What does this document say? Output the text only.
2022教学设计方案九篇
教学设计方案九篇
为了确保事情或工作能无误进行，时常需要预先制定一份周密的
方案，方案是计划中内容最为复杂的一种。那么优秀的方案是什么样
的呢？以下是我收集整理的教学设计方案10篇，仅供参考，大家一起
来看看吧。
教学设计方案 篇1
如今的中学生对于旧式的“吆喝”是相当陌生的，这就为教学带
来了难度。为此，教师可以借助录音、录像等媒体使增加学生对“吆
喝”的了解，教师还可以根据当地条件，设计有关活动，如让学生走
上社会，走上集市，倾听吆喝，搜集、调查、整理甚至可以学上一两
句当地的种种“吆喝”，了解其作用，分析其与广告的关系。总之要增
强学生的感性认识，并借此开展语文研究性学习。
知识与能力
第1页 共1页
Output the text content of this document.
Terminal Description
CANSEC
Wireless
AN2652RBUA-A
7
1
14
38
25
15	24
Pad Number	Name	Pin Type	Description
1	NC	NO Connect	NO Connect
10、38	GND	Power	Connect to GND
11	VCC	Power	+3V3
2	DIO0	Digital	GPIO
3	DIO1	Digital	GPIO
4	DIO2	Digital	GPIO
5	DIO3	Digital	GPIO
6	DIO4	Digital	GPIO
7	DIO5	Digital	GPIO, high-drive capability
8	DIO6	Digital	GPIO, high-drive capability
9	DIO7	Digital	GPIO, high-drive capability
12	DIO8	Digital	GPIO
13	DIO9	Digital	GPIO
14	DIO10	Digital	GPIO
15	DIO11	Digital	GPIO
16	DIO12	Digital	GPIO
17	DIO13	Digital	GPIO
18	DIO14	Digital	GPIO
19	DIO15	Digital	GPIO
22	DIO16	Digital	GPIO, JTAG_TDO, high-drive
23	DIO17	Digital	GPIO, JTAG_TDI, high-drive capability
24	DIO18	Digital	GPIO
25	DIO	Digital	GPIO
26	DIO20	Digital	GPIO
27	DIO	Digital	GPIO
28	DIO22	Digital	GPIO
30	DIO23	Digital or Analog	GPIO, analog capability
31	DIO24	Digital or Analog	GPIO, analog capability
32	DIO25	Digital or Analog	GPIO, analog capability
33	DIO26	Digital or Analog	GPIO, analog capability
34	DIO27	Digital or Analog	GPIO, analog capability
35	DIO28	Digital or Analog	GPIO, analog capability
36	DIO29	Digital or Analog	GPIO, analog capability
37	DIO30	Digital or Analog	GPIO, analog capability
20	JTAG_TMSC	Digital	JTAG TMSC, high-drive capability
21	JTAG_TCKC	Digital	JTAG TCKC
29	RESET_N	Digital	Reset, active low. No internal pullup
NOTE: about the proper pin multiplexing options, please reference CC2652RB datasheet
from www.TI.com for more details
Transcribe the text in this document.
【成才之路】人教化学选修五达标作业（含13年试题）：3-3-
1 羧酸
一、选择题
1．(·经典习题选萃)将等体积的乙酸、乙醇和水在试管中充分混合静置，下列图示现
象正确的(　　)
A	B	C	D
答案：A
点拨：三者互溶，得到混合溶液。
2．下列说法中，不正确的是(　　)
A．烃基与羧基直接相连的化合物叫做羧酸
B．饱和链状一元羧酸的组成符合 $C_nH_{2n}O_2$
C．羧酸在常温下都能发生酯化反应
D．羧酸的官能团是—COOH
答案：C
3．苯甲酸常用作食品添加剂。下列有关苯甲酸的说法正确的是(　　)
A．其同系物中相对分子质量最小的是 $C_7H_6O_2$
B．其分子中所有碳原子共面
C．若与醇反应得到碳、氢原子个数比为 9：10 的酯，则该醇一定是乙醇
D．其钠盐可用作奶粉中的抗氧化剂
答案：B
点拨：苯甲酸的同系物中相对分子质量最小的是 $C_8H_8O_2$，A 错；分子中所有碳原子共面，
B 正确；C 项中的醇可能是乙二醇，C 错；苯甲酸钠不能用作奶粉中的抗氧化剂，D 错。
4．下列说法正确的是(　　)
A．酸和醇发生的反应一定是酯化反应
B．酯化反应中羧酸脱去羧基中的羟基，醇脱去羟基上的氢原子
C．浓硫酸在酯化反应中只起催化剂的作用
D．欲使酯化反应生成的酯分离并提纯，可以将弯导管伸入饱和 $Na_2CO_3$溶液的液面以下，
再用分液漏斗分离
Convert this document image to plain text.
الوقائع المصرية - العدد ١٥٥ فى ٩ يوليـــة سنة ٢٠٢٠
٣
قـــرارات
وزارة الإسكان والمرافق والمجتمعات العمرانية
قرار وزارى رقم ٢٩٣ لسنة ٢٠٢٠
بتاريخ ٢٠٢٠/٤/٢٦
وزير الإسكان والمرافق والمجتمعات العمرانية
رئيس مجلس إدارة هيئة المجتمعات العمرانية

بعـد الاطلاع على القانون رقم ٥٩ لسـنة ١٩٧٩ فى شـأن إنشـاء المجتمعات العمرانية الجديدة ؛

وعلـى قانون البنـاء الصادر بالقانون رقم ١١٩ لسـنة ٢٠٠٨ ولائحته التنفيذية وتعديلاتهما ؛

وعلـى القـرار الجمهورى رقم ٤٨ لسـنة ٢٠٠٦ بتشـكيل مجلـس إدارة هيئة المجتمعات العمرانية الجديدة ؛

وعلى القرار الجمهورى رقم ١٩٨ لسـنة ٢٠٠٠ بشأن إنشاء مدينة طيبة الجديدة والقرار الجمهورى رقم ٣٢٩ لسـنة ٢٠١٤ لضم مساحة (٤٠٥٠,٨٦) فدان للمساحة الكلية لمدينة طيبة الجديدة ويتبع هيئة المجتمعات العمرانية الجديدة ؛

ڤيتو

## Task to carry out
Copy every line of the data that holds the string "document".

## Final result
What does this document say? Output the text only.
Output the text content of this document.
Transcribe the text in this document.
Convert this document image to plain text.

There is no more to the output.